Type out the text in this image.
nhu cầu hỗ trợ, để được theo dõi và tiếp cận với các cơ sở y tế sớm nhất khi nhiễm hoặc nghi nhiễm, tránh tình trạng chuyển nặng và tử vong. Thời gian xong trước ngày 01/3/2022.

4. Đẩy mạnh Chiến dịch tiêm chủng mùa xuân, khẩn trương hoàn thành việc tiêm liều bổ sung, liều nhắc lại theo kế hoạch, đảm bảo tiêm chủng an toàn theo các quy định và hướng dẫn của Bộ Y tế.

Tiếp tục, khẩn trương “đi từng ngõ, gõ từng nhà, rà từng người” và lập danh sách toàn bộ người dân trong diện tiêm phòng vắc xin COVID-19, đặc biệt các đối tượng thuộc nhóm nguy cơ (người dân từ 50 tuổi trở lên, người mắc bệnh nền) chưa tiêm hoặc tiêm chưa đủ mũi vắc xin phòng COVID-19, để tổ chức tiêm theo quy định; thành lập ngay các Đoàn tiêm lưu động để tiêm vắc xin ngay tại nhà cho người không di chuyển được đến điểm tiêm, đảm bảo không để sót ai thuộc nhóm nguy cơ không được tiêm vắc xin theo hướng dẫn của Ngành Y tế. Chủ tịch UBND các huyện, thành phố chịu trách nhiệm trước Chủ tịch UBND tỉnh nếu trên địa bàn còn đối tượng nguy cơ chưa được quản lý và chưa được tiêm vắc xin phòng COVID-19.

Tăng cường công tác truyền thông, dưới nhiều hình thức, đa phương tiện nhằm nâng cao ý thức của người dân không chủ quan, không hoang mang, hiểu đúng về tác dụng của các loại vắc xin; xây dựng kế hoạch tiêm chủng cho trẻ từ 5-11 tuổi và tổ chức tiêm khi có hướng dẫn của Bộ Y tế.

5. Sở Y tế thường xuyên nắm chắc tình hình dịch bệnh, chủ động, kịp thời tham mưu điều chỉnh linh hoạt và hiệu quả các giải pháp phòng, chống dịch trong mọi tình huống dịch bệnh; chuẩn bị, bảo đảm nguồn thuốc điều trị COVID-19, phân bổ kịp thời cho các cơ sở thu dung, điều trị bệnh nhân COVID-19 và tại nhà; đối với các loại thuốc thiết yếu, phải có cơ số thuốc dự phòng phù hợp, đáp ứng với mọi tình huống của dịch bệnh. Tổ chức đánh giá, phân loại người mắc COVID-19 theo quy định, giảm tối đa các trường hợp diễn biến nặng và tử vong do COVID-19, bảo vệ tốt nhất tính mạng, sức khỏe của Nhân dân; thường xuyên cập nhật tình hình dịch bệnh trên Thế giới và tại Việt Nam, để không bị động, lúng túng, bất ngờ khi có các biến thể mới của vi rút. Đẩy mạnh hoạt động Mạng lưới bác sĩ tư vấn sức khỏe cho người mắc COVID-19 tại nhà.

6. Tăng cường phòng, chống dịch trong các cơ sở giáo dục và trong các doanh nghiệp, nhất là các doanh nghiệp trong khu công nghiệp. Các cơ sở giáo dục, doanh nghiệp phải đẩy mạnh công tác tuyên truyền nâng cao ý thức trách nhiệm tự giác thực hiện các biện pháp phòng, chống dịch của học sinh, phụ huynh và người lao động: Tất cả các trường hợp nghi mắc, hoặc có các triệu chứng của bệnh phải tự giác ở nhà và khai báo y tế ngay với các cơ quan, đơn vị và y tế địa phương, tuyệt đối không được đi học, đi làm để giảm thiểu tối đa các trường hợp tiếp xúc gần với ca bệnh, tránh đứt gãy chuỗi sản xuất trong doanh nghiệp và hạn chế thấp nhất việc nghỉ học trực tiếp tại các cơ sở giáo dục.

━━━━━━━━━━━━━━━━

_SET PROBLEM_:
Return the lines above exactly, keeping every word.

_TASK ANSWER_:
Type out the text in this image.
nhu cầu hỗ trợ, để được theo dõi và tiếp cận với các cơ sở y tế sớm nhất khi nhiễm hoặc nghi nhiễm, tránh tình trạng chuyển nặng và tử vong. Thời gian xong trước ngày 01/3/2022.

4. Đẩy mạnh Chiến dịch tiêm chủng mùa xuân, khẩn trương hoàn thành việc tiêm liều bổ sung, liều nhắc lại theo kế hoạch, đảm bảo tiêm chủng an toàn theo các quy định và hướng dẫn của Bộ Y tế.

Tiếp tục, khẩn trương “đi từng ngõ, gõ từng nhà, rà từng người” và lập danh sách toàn bộ người dân trong diện tiêm phòng vắc xin COVID-19, đặc biệt các đối tượng thuộc nhóm nguy cơ (người dân từ 50 tuổi trở lên, người mắc bệnh nền) chưa tiêm hoặc tiêm chưa đủ mũi vắc xin phòng COVID-19, để tổ chức tiêm theo quy định; thành lập ngay các Đoàn tiêm lưu động để tiêm vắc xin ngay tại nhà cho người không di chuyển được đến điểm tiêm, đảm bảo không để sót ai thuộc nhóm nguy cơ không được tiêm vắc xin theo hướng dẫn của Ngành Y tế. Chủ tịch UBND các huyện, thành phố chịu trách nhiệm trước Chủ tịch UBND tỉnh nếu trên địa bàn còn đối tượng nguy cơ chưa được quản lý và chưa được tiêm vắc xin phòng COVID-19.

Tăng cường công tác truyền thông, dưới nhiều hình thức, đa phương tiện nhằm nâng cao ý thức của người dân không chủ quan, không hoang mang, hiểu đúng về tác dụng của các loại vắc xin; xây dựng kế hoạch tiêm chủng cho trẻ từ 5-11 tuổi và tổ chức tiêm khi có hướng dẫn của Bộ Y tế.

5. Sở Y tế thường xuyên nắm chắc tình hình dịch bệnh, chủ động, kịp thời tham mưu điều chỉnh linh hoạt và hiệu quả các giải pháp phòng, chống dịch trong mọi tình huống dịch bệnh; chuẩn bị, bảo đảm nguồn thuốc điều trị COVID-19, phân bổ kịp thời cho các cơ sở thu dung, điều trị bệnh nhân COVID-19 và tại nhà; đối với các loại thuốc thiết yếu, phải có cơ số thuốc dự phòng phù hợp, đáp ứng với mọi tình huống của dịch bệnh. Tổ chức đánh giá, phân loại người mắc COVID-19 theo quy định, giảm tối đa các trường hợp diễn biến nặng và tử vong do COVID-19, bảo vệ tốt nhất tính mạng, sức khỏe của Nhân dân; thường xuyên cập nhật tình hình dịch bệnh trên Thế giới và tại Việt Nam, để không bị động, lúng túng, bất ngờ khi có các biến thể mới của vi rút. Đẩy mạnh hoạt động Mạng lưới bác sĩ tư vấn sức khỏe cho người mắc COVID-19 tại nhà.

6. Tăng cường phòng, chống dịch trong các cơ sở giáo dục và trong các doanh nghiệp, nhất là các doanh nghiệp trong khu công nghiệp. Các cơ sở giáo dục, doanh nghiệp phải đẩy mạnh công tác tuyên truyền nâng cao ý thức trách nhiệm tự giác thực hiện các biện pháp phòng, chống dịch của học sinh, phụ huynh và người lao động: Tất cả các trường hợp nghi mắc, hoặc có các triệu chứng của bệnh phải tự giác ở nhà và khai báo y tế ngay với các cơ quan, đơn vị và y tế địa phương, tuyệt đối không được đi học, đi làm để giảm thiểu tối đa các trường hợp tiếp xúc gần với ca bệnh, tránh đứt gãy chuỗi sản xuất trong doanh nghiệp và hạn chế thấp nhất việc nghỉ học trực tiếp tại các cơ sở giáo dục.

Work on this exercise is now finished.